··· RECORDS FOR THE EXERCISE

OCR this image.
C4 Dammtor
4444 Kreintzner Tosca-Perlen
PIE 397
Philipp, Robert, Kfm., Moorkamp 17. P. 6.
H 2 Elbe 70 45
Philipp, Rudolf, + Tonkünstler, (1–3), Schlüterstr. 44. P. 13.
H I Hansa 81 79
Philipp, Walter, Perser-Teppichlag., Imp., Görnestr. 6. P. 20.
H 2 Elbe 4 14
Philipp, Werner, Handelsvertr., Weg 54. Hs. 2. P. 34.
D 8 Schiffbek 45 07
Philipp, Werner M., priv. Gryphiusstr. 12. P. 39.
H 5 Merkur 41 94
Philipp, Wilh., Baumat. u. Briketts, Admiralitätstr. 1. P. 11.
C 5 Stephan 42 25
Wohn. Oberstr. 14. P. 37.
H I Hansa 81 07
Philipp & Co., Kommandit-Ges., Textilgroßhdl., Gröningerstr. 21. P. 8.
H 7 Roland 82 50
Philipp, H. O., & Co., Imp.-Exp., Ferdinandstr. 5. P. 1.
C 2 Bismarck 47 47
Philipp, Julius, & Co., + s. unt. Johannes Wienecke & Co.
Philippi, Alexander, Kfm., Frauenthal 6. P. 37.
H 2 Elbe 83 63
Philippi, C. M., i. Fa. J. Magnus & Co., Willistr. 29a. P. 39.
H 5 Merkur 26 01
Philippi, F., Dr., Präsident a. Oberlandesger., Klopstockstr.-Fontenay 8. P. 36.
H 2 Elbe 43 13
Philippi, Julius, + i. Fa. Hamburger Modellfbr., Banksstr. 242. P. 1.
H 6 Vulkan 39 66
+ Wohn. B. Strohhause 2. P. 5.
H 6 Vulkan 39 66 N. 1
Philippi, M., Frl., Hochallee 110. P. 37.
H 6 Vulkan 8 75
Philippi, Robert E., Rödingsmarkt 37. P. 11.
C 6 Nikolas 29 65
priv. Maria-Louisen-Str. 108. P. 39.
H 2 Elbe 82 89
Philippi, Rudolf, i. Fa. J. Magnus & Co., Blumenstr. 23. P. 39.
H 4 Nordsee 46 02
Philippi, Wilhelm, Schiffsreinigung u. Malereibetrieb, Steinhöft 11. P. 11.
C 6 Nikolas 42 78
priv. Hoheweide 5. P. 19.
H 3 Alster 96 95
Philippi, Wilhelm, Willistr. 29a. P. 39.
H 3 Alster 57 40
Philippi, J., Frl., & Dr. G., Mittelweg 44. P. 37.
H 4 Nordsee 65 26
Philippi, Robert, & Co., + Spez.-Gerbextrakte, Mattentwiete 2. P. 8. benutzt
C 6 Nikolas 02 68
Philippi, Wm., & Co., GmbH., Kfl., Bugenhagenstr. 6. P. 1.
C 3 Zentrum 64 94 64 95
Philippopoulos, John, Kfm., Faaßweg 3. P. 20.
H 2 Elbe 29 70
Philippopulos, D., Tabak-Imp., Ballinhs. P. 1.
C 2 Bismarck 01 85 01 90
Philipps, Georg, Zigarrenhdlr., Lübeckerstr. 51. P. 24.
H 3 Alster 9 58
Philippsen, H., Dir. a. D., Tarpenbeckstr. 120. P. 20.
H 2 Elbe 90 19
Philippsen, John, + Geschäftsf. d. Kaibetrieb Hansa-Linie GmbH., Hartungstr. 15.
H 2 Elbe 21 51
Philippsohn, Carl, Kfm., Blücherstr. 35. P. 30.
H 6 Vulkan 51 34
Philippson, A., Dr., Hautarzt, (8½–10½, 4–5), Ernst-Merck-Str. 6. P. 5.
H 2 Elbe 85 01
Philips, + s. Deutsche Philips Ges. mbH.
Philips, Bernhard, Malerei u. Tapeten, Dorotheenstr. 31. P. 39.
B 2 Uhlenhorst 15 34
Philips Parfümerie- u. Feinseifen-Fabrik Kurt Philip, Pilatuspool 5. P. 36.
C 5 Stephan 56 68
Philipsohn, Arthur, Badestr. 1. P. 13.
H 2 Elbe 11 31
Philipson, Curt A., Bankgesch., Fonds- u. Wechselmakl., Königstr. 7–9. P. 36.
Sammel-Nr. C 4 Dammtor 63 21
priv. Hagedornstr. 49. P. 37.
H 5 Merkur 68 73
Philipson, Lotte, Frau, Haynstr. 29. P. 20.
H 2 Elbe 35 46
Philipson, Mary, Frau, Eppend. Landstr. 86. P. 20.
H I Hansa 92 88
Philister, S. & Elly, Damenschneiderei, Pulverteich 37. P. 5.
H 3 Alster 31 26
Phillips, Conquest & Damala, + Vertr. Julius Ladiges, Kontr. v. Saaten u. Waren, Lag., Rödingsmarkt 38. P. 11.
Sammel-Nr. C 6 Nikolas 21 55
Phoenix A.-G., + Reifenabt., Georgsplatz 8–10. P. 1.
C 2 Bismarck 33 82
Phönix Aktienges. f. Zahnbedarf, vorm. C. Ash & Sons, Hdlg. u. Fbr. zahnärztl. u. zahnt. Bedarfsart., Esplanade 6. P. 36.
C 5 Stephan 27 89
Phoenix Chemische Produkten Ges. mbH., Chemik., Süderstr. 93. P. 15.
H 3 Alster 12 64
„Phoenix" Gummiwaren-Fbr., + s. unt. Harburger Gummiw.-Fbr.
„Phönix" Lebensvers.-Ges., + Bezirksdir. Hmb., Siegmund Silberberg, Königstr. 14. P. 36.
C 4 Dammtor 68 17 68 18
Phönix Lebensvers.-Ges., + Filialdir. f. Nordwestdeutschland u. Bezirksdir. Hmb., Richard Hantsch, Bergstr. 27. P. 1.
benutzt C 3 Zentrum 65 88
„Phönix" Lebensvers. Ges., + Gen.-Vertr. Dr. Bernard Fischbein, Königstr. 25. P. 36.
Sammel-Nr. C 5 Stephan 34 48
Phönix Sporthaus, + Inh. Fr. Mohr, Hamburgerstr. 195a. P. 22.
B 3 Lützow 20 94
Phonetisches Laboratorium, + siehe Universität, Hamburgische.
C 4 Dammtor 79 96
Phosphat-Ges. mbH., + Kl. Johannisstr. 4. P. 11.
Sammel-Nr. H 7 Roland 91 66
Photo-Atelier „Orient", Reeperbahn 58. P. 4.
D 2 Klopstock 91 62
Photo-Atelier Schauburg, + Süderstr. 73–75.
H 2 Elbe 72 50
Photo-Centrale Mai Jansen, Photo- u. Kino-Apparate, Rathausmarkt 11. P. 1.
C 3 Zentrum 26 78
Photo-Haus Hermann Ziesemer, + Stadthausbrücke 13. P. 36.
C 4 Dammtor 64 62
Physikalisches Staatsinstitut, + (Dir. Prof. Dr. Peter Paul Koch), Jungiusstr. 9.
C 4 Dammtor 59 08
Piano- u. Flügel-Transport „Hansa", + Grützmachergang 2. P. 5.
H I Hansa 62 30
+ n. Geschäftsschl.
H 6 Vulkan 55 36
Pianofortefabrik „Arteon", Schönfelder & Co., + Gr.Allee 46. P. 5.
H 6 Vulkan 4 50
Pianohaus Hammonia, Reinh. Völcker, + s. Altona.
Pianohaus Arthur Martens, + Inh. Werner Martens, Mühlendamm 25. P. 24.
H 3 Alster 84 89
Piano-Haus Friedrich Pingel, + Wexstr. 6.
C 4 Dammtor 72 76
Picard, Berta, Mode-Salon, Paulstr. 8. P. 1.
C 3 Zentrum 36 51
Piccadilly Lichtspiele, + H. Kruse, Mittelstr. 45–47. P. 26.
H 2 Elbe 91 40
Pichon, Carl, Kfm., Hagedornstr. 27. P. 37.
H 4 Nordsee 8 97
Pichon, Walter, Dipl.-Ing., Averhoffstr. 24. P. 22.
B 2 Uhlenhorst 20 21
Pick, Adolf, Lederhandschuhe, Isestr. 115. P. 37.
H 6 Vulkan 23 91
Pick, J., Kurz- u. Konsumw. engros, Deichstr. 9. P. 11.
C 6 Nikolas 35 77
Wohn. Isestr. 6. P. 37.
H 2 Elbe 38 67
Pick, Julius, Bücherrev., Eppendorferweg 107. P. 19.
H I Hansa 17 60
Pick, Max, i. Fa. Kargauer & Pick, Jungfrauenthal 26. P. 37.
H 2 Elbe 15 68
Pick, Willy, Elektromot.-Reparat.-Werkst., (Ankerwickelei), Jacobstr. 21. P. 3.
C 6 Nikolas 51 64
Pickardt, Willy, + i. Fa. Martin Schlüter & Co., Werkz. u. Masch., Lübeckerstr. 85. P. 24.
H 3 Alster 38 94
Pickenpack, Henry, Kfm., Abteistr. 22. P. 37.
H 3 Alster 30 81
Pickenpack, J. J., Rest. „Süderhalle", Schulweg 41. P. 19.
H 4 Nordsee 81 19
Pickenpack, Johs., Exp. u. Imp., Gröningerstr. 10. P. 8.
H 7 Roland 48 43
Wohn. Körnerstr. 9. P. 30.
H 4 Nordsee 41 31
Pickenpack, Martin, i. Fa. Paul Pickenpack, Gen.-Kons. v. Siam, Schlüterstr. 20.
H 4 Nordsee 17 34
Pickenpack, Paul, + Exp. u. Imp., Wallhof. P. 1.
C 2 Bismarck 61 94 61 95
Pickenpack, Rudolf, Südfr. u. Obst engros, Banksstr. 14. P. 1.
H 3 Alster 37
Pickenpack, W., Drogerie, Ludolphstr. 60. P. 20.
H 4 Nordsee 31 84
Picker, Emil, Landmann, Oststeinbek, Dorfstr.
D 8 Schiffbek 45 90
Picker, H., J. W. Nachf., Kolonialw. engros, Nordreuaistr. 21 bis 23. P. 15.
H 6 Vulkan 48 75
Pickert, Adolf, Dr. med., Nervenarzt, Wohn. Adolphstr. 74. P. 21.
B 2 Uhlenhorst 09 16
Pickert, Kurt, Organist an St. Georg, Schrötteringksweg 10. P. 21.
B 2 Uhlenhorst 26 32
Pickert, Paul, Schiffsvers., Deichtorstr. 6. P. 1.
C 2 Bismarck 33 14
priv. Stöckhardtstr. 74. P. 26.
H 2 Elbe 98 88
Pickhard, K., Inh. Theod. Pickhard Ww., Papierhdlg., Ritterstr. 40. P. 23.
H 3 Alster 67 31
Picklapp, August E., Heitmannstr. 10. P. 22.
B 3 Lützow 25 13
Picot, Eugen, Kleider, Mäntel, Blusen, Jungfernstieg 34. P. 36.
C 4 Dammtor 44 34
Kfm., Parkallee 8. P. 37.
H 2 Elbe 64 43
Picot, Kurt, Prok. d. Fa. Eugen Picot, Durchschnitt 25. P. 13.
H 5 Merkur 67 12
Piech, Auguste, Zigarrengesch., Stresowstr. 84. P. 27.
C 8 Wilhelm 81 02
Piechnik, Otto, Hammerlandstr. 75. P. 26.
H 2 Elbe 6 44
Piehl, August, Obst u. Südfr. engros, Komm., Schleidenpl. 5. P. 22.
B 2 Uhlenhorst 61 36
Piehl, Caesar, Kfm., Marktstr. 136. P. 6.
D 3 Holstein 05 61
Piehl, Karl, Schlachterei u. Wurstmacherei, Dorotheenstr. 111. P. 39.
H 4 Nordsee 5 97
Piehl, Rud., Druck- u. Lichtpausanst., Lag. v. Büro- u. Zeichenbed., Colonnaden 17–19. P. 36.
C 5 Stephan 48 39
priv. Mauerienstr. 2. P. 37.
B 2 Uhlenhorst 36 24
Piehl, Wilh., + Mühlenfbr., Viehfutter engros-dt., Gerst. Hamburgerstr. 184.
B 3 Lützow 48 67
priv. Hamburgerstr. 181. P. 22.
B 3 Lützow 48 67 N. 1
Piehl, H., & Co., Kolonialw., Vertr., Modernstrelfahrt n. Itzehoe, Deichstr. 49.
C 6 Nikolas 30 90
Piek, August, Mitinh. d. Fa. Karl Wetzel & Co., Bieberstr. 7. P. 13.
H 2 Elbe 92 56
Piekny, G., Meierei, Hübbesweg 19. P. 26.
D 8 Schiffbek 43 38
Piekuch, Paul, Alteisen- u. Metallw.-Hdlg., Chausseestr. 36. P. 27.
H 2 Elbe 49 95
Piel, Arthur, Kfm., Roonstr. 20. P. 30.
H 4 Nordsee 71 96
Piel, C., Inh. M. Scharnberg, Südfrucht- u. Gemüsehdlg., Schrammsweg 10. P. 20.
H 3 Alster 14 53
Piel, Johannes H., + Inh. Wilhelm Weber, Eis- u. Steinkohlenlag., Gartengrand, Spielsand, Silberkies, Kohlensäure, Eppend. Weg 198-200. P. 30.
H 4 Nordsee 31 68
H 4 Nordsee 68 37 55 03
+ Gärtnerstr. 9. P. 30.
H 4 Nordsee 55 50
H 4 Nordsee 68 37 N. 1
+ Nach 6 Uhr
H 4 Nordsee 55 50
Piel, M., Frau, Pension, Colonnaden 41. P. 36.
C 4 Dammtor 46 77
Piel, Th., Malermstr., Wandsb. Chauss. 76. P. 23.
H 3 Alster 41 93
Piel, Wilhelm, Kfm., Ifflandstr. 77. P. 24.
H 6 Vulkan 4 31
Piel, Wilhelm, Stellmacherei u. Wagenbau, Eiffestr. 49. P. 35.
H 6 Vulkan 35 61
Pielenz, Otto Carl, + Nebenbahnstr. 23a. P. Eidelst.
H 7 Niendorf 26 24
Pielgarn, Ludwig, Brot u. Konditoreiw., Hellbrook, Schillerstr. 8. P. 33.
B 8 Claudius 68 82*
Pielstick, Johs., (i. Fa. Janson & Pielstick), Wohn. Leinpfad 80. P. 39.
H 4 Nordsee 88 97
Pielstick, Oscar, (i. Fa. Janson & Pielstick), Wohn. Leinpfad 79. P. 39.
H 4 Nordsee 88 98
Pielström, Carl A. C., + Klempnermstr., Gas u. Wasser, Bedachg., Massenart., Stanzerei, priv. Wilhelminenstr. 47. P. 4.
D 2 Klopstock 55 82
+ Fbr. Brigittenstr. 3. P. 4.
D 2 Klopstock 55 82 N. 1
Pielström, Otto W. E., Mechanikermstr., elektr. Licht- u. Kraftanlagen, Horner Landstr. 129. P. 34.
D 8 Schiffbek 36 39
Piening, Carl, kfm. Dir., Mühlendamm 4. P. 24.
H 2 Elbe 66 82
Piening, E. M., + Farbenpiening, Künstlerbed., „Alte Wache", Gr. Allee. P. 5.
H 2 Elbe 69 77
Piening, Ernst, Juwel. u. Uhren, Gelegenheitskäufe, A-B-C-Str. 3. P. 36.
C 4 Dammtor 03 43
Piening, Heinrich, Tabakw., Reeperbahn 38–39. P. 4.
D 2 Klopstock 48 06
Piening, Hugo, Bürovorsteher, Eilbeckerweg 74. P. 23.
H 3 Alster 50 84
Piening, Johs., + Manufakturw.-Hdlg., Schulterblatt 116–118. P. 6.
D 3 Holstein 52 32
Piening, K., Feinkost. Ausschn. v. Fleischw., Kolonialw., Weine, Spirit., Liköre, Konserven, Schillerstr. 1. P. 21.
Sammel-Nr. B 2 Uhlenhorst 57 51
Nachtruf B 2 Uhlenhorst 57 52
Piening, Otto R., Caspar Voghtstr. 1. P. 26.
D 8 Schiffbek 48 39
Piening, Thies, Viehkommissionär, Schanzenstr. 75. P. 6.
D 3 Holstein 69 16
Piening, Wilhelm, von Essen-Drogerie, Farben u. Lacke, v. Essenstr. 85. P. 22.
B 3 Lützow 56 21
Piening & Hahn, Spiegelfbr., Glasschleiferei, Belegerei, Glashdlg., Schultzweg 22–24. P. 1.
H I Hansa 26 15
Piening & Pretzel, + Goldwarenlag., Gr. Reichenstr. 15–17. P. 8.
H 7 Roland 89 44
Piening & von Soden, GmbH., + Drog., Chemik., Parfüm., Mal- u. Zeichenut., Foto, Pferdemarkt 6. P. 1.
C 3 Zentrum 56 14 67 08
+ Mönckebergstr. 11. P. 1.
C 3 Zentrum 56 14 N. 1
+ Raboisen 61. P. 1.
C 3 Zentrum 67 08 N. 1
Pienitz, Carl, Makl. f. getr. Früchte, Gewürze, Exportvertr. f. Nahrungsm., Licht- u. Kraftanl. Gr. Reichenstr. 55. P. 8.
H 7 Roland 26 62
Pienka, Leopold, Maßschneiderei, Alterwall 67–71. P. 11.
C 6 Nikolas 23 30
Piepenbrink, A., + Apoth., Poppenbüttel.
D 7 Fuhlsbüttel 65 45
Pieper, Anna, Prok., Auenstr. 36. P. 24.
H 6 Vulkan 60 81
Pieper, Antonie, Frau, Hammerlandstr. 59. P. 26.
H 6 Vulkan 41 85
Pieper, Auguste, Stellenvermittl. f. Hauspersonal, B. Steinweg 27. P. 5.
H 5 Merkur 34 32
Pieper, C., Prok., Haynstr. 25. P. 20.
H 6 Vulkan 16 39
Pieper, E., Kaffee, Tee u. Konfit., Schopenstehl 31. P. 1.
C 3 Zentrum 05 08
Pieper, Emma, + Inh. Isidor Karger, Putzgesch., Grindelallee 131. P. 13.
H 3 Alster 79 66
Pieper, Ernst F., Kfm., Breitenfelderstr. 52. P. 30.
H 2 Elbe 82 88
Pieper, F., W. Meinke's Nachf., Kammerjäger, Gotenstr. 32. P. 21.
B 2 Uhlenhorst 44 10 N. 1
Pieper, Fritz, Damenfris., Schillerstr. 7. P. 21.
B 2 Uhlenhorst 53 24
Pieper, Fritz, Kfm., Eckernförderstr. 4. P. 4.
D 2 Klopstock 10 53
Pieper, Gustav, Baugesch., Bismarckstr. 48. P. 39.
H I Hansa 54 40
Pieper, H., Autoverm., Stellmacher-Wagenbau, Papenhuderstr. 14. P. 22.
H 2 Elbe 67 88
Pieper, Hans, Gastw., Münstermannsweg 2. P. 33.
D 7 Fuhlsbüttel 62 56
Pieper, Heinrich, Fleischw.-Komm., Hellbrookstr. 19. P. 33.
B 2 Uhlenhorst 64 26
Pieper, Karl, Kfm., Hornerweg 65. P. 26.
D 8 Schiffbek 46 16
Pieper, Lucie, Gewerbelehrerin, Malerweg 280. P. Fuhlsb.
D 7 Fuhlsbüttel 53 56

······

Gather and return every line that holds the string "Heinrich".

◆ FULL RESPONSE:
Piening, Heinrich, Tabakw., Reeperbahn 38–39. P. 4.
Pieper, Heinrich, Fleischw.-Komm., Hellbrookstr. 19. P. 33.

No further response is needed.